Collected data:
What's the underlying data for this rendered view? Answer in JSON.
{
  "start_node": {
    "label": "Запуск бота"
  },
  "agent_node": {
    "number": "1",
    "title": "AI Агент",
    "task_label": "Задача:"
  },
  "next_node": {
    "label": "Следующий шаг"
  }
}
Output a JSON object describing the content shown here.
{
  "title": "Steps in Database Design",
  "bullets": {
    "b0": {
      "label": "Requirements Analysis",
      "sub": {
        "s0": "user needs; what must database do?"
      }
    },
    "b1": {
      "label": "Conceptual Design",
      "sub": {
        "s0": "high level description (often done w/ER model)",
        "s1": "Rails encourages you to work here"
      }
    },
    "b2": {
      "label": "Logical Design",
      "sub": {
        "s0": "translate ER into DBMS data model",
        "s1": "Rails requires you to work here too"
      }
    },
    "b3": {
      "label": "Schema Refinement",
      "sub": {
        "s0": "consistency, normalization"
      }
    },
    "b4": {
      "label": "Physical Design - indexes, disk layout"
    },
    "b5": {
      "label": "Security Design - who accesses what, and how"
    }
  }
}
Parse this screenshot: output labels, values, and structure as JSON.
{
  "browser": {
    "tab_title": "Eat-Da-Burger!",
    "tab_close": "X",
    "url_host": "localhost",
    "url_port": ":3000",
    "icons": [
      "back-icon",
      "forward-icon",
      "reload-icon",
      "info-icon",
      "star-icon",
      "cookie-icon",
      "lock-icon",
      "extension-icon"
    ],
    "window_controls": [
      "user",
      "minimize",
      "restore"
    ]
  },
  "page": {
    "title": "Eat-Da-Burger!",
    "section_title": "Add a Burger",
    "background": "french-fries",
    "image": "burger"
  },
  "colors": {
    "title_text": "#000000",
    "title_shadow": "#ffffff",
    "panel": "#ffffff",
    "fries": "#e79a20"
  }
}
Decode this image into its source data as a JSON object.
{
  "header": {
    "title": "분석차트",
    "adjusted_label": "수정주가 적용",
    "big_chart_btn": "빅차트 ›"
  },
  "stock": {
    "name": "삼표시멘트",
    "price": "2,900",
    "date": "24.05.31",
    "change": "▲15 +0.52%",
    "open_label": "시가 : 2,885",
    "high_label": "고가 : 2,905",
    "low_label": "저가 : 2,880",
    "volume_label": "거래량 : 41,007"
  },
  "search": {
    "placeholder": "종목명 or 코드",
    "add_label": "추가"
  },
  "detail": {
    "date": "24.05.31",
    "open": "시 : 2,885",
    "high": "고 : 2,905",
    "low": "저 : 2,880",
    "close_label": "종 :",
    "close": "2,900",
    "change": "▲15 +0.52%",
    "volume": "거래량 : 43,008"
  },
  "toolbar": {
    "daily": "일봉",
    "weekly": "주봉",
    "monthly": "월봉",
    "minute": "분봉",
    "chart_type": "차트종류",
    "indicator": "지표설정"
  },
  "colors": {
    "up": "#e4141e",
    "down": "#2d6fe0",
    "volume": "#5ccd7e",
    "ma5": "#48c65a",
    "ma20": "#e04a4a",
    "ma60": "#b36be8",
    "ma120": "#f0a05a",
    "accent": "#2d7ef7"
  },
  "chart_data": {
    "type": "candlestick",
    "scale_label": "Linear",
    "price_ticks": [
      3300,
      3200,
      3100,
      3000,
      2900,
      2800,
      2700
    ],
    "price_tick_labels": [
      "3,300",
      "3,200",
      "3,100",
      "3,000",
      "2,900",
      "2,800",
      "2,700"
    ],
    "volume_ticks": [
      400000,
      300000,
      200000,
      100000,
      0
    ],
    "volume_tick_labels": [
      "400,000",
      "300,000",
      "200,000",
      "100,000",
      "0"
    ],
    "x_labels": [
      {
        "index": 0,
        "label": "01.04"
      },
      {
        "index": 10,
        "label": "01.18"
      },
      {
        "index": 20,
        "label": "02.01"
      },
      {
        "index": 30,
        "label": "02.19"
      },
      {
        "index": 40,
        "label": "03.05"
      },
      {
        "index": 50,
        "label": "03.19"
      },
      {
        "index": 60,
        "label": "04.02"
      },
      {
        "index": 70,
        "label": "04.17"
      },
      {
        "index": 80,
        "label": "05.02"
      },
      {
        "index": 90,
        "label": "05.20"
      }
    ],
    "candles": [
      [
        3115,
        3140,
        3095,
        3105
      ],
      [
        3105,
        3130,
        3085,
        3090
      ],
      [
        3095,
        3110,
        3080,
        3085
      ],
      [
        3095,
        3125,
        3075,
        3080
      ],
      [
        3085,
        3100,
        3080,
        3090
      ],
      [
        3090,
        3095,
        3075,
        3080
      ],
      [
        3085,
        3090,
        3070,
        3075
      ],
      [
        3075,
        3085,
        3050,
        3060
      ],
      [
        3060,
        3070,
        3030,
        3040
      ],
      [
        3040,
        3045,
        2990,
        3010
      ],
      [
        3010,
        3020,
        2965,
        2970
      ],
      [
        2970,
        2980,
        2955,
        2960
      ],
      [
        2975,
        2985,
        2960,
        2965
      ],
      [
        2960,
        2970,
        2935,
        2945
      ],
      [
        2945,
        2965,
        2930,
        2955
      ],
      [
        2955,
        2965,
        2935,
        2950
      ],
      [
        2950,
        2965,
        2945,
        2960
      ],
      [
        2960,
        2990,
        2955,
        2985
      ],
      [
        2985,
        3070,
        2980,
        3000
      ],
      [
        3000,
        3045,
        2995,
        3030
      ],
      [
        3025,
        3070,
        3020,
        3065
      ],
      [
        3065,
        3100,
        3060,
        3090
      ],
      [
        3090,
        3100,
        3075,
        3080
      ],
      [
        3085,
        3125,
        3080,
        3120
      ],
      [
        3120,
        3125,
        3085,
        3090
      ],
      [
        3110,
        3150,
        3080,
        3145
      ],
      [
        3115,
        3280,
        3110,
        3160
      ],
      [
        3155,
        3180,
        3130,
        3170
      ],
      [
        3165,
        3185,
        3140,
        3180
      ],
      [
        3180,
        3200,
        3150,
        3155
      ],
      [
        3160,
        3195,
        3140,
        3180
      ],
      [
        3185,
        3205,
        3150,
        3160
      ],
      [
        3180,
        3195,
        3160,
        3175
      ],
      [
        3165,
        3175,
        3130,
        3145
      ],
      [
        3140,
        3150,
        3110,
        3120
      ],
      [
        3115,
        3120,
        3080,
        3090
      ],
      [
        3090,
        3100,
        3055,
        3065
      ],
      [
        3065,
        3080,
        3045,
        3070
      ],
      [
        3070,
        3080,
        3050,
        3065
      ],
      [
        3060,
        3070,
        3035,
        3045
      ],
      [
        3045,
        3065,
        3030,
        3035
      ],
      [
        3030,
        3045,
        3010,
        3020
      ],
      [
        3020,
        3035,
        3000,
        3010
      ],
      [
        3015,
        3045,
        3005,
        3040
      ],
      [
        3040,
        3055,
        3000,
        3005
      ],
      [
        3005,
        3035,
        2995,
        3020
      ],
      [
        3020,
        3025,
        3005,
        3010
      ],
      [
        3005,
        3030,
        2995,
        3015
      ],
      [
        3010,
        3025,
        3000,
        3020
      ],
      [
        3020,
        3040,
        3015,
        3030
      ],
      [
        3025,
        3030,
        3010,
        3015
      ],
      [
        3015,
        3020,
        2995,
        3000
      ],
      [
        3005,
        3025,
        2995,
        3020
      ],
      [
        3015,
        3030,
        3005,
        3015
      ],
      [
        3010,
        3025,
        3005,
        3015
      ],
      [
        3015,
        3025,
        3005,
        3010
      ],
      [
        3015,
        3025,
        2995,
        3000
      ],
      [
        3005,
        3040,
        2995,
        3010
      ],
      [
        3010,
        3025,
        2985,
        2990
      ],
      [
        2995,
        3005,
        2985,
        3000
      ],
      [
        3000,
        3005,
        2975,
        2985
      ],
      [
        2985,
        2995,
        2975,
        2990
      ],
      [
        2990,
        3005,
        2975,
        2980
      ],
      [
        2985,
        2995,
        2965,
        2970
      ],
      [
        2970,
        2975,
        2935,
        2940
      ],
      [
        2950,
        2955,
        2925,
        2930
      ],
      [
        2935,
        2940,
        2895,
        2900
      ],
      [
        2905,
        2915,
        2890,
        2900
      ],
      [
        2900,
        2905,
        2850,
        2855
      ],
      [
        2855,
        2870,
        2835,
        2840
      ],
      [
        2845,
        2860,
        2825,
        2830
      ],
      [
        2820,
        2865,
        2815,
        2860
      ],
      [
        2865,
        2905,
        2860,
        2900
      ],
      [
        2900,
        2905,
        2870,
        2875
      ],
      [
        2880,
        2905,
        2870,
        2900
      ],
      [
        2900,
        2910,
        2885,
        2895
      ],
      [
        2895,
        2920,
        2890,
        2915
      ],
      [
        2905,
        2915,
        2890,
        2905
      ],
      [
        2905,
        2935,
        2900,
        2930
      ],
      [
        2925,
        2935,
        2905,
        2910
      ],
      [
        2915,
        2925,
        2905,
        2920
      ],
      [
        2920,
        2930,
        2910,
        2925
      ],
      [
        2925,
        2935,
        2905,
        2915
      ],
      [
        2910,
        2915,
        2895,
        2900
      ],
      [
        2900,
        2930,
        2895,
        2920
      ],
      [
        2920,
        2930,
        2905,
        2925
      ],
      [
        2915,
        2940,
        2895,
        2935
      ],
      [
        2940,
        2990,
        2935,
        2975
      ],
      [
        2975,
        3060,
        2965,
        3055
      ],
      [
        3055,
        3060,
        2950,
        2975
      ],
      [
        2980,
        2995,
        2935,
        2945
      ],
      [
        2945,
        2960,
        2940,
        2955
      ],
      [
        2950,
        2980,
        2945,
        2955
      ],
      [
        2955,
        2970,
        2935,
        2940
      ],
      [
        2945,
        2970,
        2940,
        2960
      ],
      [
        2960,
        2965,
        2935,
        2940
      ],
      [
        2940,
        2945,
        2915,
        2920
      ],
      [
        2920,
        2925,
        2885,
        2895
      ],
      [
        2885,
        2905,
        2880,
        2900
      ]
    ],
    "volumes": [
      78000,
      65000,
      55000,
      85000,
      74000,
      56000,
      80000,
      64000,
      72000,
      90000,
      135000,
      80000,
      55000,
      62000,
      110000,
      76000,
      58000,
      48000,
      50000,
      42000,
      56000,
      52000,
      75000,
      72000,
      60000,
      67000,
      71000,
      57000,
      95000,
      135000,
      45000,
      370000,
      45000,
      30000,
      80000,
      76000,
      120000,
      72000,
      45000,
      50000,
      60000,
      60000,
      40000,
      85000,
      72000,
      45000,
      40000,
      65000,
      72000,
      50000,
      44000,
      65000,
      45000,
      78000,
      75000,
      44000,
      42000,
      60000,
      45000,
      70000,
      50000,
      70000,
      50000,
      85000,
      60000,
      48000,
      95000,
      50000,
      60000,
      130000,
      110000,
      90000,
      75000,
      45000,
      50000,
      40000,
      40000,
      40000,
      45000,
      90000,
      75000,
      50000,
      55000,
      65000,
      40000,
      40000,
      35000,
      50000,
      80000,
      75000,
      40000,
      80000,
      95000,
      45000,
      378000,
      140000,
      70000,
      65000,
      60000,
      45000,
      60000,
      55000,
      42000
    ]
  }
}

What you are asked to do =
Answer with a single number: the count of lines holding the word "Design".

Task result =
5